TASK BRIEF:
Scan the lines below for the word "chevron". Copy each line you find it in.

DATA EXCERPTS:
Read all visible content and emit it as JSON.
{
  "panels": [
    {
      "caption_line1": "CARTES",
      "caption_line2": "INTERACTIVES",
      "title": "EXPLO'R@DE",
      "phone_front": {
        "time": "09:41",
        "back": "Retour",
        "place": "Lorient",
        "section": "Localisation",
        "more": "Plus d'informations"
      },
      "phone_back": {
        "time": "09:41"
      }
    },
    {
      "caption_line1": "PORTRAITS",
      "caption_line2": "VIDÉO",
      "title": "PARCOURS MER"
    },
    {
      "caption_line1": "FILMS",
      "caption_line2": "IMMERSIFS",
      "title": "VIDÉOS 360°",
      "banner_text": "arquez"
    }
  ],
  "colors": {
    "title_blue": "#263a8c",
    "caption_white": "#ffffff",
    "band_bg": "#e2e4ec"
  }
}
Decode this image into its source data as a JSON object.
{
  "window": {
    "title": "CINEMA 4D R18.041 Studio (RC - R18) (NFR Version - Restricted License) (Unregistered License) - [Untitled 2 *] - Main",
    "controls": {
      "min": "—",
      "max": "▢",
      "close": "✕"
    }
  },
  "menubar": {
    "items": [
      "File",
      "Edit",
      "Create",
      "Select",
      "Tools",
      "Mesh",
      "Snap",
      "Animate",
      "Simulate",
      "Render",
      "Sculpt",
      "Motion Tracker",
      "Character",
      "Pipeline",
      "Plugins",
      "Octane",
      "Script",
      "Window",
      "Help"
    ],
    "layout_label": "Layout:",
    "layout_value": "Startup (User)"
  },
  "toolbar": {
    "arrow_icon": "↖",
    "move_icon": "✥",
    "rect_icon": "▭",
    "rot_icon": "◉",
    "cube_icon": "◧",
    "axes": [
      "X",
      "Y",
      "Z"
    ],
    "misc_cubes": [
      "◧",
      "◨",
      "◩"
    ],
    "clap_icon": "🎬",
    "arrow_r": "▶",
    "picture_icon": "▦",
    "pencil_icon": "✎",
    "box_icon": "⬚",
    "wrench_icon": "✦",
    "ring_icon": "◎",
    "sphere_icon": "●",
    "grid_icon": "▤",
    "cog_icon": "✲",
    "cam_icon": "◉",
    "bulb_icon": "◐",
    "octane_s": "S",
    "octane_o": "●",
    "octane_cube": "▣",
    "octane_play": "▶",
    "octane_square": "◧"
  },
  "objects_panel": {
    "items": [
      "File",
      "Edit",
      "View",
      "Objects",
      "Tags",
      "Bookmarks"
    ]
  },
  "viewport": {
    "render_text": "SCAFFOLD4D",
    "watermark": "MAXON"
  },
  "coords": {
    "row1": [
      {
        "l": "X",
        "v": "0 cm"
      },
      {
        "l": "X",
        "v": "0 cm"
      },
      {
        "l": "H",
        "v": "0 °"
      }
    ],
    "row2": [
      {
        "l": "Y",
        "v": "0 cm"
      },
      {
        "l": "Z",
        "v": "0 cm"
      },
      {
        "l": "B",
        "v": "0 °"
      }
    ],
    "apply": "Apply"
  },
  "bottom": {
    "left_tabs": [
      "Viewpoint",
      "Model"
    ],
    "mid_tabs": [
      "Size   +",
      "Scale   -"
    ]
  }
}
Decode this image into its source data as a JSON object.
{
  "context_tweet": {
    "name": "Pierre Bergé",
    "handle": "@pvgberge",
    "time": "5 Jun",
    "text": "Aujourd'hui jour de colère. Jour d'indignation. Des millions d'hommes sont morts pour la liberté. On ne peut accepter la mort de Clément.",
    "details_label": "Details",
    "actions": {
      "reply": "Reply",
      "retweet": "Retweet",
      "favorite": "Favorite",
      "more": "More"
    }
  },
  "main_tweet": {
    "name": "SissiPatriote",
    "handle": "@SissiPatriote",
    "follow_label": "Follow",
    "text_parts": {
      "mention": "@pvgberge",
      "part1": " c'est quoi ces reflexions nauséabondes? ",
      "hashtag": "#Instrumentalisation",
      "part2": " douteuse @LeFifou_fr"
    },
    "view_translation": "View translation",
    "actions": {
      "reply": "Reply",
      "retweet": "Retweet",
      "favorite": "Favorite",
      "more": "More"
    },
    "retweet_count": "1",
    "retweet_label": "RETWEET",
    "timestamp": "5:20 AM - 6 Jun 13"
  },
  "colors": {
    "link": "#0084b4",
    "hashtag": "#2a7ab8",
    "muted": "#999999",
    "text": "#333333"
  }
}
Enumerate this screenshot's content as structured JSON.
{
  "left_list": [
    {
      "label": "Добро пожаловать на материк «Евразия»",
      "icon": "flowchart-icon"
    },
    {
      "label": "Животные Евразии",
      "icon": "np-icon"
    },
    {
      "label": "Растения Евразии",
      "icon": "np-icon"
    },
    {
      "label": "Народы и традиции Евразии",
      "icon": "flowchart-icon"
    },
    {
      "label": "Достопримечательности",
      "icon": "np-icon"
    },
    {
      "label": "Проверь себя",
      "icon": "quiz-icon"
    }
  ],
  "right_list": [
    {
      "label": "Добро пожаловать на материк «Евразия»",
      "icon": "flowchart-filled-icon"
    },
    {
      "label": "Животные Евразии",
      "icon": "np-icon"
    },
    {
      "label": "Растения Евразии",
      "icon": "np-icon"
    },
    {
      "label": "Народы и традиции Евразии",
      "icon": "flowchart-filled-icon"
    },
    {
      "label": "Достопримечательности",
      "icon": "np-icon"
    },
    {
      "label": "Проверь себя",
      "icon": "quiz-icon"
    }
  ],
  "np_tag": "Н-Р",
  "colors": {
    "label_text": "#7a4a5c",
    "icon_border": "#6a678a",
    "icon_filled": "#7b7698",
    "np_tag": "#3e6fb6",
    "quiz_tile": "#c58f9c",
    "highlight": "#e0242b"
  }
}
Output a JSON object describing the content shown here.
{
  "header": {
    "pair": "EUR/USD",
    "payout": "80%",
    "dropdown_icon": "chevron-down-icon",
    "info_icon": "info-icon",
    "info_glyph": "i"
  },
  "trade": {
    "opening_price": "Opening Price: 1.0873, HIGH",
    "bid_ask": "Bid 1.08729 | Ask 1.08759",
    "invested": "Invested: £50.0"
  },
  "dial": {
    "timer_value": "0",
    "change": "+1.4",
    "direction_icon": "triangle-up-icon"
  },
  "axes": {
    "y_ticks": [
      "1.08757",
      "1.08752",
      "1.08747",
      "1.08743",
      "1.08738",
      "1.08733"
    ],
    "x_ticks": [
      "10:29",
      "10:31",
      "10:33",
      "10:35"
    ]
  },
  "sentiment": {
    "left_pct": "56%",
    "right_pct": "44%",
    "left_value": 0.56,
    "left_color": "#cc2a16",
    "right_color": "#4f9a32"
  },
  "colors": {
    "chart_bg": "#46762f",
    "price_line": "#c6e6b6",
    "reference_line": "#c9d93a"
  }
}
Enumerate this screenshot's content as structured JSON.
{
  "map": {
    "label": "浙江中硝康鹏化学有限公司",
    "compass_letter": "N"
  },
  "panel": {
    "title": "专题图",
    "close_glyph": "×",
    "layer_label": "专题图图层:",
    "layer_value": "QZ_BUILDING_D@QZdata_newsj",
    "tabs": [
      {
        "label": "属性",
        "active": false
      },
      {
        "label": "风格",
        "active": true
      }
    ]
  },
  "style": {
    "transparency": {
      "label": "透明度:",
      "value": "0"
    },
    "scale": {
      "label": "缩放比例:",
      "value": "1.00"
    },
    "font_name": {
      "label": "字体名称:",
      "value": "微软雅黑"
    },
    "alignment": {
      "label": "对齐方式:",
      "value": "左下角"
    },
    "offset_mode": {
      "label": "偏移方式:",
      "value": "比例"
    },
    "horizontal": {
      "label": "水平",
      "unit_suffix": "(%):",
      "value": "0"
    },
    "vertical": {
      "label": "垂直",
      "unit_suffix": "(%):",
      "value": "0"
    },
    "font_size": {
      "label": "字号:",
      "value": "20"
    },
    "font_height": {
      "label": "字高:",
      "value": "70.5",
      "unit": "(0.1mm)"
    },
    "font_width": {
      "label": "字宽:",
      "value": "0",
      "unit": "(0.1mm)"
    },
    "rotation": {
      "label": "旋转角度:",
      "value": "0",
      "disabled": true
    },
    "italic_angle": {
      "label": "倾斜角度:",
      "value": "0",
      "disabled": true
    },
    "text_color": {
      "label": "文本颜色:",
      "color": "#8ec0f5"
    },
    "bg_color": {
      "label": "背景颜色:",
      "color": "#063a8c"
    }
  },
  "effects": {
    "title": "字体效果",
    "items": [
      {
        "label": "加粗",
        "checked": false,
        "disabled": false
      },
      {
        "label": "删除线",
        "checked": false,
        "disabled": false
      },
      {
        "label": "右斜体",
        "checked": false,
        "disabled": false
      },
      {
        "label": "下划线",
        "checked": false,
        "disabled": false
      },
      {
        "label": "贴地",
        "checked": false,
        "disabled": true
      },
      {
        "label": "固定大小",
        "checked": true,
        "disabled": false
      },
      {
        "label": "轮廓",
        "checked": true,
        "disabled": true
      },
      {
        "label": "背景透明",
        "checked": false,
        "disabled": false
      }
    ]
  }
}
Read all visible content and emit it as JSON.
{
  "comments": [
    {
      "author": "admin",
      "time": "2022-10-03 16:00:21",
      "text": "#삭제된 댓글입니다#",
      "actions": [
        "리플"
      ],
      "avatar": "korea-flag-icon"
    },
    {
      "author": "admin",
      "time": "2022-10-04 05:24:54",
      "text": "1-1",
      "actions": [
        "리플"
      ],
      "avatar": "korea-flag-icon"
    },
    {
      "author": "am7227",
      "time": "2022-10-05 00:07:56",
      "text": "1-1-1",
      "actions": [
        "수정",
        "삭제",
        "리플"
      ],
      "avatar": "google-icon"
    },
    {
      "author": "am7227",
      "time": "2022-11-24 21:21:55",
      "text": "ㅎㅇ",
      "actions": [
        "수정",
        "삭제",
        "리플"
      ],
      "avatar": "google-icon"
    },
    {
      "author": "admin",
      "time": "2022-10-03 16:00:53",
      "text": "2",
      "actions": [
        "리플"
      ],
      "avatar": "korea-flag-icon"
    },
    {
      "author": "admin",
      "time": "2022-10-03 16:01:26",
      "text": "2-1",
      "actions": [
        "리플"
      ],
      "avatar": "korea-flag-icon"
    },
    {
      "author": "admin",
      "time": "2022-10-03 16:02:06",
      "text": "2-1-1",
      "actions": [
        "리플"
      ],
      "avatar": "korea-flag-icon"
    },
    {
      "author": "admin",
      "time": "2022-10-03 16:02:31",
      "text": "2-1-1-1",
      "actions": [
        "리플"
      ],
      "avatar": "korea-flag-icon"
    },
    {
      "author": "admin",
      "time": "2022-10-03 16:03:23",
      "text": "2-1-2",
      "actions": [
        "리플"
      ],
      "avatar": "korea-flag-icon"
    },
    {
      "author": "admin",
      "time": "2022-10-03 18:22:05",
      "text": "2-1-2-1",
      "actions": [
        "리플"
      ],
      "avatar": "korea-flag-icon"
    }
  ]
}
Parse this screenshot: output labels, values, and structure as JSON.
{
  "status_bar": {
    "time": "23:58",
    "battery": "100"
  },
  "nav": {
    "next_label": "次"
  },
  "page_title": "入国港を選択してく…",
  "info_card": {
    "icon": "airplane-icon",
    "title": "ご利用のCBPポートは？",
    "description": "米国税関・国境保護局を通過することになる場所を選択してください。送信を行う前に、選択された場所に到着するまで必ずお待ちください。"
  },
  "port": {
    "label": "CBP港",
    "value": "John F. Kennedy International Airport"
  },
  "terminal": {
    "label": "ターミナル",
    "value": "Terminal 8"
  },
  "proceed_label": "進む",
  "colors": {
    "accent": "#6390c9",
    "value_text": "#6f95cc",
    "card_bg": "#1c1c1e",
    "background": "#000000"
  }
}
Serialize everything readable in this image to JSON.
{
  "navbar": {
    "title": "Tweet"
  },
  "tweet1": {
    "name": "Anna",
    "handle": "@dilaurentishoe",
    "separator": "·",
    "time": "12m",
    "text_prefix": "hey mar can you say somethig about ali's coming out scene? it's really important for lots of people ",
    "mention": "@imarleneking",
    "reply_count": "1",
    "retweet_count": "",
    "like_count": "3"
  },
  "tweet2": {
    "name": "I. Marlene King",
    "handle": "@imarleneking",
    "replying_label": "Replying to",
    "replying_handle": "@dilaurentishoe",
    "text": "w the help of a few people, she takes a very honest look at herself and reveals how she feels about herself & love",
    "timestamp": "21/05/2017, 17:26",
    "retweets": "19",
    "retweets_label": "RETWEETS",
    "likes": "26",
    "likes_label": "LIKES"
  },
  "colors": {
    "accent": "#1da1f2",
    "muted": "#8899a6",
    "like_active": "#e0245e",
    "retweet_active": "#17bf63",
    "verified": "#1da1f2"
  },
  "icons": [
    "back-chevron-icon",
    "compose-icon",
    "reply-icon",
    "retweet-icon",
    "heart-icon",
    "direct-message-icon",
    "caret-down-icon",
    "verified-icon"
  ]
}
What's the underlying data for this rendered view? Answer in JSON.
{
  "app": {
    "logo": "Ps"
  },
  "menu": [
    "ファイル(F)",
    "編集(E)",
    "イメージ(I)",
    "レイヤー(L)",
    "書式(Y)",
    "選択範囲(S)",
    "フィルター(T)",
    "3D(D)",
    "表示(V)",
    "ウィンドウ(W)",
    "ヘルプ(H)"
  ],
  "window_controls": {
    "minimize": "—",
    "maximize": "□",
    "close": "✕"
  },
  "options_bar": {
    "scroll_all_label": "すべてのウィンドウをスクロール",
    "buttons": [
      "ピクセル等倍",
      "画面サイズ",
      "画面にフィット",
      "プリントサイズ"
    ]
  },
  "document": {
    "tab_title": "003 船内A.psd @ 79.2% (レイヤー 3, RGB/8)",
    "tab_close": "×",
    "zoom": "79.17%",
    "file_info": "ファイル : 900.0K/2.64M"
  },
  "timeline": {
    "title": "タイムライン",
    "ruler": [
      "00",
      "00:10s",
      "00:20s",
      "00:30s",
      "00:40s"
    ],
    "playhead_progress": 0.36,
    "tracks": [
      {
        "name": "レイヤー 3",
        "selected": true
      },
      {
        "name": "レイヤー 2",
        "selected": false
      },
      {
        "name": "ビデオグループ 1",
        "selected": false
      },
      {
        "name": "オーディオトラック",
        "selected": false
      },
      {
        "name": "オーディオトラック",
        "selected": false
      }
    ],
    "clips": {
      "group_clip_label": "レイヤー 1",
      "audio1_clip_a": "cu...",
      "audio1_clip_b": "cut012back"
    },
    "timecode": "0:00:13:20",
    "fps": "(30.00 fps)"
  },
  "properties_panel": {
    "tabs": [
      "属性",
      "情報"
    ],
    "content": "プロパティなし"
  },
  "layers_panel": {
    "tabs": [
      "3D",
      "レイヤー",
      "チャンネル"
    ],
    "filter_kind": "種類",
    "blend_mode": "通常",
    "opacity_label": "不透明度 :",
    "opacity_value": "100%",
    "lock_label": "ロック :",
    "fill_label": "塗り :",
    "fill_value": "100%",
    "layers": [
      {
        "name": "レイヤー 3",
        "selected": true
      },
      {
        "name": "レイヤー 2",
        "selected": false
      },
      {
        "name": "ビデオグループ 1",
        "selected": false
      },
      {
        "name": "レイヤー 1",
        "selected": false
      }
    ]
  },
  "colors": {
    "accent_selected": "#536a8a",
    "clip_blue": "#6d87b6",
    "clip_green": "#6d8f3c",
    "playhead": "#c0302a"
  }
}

CORRECT RESPONSE:
    "dropdown_icon": "chevron-down-icon",
    "back-chevron-icon",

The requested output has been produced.